▶ What to do: Produce a verbatim copy of the entries listed below.

▶ Material supplied:
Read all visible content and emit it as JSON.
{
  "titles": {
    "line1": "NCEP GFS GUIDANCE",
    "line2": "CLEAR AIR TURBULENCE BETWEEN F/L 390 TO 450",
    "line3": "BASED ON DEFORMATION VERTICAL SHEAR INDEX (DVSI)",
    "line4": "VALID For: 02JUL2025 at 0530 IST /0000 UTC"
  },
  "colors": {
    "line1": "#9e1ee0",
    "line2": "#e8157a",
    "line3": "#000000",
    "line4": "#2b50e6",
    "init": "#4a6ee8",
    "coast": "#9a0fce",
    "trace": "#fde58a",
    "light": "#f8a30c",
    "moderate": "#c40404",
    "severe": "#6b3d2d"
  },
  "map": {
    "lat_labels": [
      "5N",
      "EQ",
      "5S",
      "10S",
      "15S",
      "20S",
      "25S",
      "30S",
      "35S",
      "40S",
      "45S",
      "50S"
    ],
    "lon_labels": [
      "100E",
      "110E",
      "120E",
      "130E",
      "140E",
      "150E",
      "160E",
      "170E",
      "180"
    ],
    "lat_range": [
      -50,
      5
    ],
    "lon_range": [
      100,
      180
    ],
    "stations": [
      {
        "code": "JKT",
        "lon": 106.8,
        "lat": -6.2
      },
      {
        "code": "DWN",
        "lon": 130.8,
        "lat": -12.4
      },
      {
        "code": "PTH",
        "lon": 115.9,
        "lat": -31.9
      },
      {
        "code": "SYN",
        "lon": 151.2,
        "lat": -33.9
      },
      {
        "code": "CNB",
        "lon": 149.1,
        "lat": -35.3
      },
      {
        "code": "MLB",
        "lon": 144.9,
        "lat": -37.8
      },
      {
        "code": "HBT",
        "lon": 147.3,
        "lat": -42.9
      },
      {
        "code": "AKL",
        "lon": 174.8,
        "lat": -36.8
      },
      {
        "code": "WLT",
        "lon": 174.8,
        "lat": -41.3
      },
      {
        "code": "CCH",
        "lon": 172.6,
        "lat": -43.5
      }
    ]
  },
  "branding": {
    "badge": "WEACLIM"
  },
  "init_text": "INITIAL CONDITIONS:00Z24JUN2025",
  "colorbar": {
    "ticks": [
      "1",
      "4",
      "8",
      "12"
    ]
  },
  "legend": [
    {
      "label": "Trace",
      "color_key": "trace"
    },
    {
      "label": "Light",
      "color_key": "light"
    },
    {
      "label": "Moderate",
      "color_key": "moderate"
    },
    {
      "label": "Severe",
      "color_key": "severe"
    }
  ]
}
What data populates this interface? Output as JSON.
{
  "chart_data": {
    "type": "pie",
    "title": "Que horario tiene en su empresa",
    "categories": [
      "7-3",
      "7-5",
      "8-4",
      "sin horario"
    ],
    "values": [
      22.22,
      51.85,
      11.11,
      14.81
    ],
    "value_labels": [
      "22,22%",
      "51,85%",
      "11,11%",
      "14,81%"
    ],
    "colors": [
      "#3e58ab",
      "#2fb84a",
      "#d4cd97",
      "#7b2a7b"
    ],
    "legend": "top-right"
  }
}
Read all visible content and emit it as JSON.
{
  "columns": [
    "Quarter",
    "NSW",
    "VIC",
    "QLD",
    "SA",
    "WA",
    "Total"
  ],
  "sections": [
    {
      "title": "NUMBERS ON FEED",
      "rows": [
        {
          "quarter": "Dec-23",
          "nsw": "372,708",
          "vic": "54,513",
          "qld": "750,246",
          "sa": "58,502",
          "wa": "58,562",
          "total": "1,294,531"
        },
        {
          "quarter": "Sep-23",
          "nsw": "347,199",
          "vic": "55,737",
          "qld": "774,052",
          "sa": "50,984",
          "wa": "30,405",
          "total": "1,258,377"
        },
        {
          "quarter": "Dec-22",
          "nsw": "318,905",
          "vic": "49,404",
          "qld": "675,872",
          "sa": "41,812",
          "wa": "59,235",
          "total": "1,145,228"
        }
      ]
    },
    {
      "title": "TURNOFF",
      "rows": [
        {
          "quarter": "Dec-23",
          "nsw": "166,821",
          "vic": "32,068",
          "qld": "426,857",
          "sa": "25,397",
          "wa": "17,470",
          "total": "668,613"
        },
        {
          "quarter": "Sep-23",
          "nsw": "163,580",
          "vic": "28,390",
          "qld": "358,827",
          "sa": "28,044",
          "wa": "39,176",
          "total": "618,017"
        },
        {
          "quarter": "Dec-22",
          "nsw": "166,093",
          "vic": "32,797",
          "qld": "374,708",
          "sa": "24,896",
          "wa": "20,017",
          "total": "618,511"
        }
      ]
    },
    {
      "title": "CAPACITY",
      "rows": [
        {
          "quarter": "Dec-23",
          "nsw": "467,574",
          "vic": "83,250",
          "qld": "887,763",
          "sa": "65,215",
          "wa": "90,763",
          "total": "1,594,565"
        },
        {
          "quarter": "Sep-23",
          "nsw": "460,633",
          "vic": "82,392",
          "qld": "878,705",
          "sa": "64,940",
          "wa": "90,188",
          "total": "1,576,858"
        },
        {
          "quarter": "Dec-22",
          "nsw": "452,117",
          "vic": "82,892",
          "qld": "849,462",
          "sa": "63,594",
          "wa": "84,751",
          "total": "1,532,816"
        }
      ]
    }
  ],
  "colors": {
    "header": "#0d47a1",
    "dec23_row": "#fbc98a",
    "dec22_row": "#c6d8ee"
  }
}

▶ Task answer:
Read all visible content and emit it as JSON.
{
  "titles": {
    "line1": "NCEP GFS GUIDANCE",
    "line2": "CLEAR AIR TURBULENCE BETWEEN F/L 390 TO 450",
    "line3": "BASED ON DEFORMATION VERTICAL SHEAR INDEX (DVSI)",
    "line4": "VALID For: 02JUL2025 at 0530 IST /0000 UTC"
  },
  "colors": {
    "line1": "#9e1ee0",
    "line2": "#e8157a",
    "line3": "#000000",
    "line4": "#2b50e6",
    "init": "#4a6ee8",
    "coast": "#9a0fce",
    "trace": "#fde58a",
    "light": "#f8a30c",
    "moderate": "#c40404",
    "severe": "#6b3d2d"
  },
  "map": {
    "lat_labels": [
      "5N",
      "EQ",
      "5S",
      "10S",
      "15S",
      "20S",
      "25S",
      "30S",
      "35S",
      "40S",
      "45S",
      "50S"
    ],
    "lon_labels": [
      "100E",
      "110E",
      "120E",
      "130E",
      "140E",
      "150E",
      "160E",
      "170E",
      "180"
    ],
    "lat_range": [
      -50,
      5
    ],
    "lon_range": [
      100,
      180
    ],
    "stations": [
      {
        "code": "JKT",
        "lon": 106.8,
        "lat": -6.2
      },
      {
        "code": "DWN",
        "lon": 130.8,
        "lat": -12.4
      },
      {
        "code": "PTH",
        "lon": 115.9,
        "lat": -31.9
      },
      {
        "code": "SYN",
        "lon": 151.2,
        "lat": -33.9
      },
      {
        "code": "CNB",
        "lon": 149.1,
        "lat": -35.3
      },
      {
        "code": "MLB",
        "lon": 144.9,
        "lat": -37.8
      },
      {
        "code": "HBT",
        "lon": 147.3,
        "lat": -42.9
      },
      {
        "code": "AKL",
        "lon": 174.8,
        "lat": -36.8
      },
      {
        "code": "WLT",
        "lon": 174.8,
        "lat": -41.3
      },
      {
        "code": "CCH",
        "lon": 172.6,
        "lat": -43.5
      }
    ]
  },
  "branding": {
    "badge": "WEACLIM"
  },
  "init_text": "INITIAL CONDITIONS:00Z24JUN2025",
  "colorbar": {
    "ticks": [
      "1",
      "4",
      "8",
      "12"
    ]
  },
  "legend": [
    {
      "label": "Trace",
      "color_key": "trace"
    },
    {
      "label": "Light",
      "color_key": "light"
    },
    {
      "label": "Moderate",
      "color_key": "moderate"
    },
    {
      "label": "Severe",
      "color_key": "severe"
    }
  ]
}
What data populates this interface? Output as JSON.
{
  "chart_data": {
    "type": "pie",
    "title": "Que horario tiene en su empresa",
    "categories": [
      "7-3",
      "7-5",
      "8-4",
      "sin horario"
    ],
    "values": [
      22.22,
      51.85,
      11.11,
      14.81
    ],
    "value_labels": [
      "22,22%",
      "51,85%",
      "11,11%",
      "14,81%"
    ],
    "colors": [
      "#3e58ab",
      "#2fb84a",
      "#d4cd97",
      "#7b2a7b"
    ],
    "legend": "top-right"
  }
}
Read all visible content and emit it as JSON.
{
  "columns": [
    "Quarter",
    "NSW",
    "VIC",
    "QLD",
    "SA",
    "WA",
    "Total"
  ],
  "sections": [
    {
      "title": "NUMBERS ON FEED",
      "rows": [
        {
          "quarter": "Dec-23",
          "nsw": "372,708",
          "vic": "54,513",
          "qld": "750,246",
          "sa": "58,502",
          "wa": "58,562",
          "total": "1,294,531"
        },
        {
          "quarter": "Sep-23",
          "nsw": "347,199",
          "vic": "55,737",
          "qld": "774,052",
          "sa": "50,984",
          "wa": "30,405",
          "total": "1,258,377"
        },
        {
          "quarter": "Dec-22",
          "nsw": "318,905",
          "vic": "49,404",
          "qld": "675,872",
          "sa": "41,812",
          "wa": "59,235",
          "total": "1,145,228"
        }
      ]
    },
    {
      "title": "TURNOFF",
      "rows": [
        {
          "quarter": "Dec-23",
          "nsw": "166,821",
          "vic": "32,068",
          "qld": "426,857",
          "sa": "25,397",
          "wa": "17,470",
          "total": "668,613"
        },
        {
          "quarter": "Sep-23",
          "nsw": "163,580",
          "vic": "28,390",
          "qld": "358,827",
          "sa": "28,044",
          "wa": "39,176",
          "total": "618,017"
        },
        {
          "quarter": "Dec-22",
          "nsw": "166,093",
          "vic": "32,797",
          "qld": "374,708",
          "sa": "24,896",
          "wa": "20,017",
          "total": "618,511"
        }
      ]
    },
    {
      "title": "CAPACITY",
      "rows": [
        {
          "quarter": "Dec-23",
          "nsw": "467,574",
          "vic": "83,250",
          "qld": "887,763",
          "sa": "65,215",
          "wa": "90,763",
          "total": "1,594,565"
        },
        {
          "quarter": "Sep-23",
          "nsw": "460,633",
          "vic": "82,392",
          "qld": "878,705",
          "sa": "64,940",
          "wa": "90,188",
          "total": "1,576,858"
        },
        {
          "quarter": "Dec-22",
          "nsw": "452,117",
          "vic": "82,892",
          "qld": "849,462",
          "sa": "63,594",
          "wa": "84,751",
          "total": "1,532,816"
        }
      ]
    }
  ],
  "colors": {
    "header": "#0d47a1",
    "dec23_row": "#fbc98a",
    "dec22_row": "#c6d8ee"
  }
}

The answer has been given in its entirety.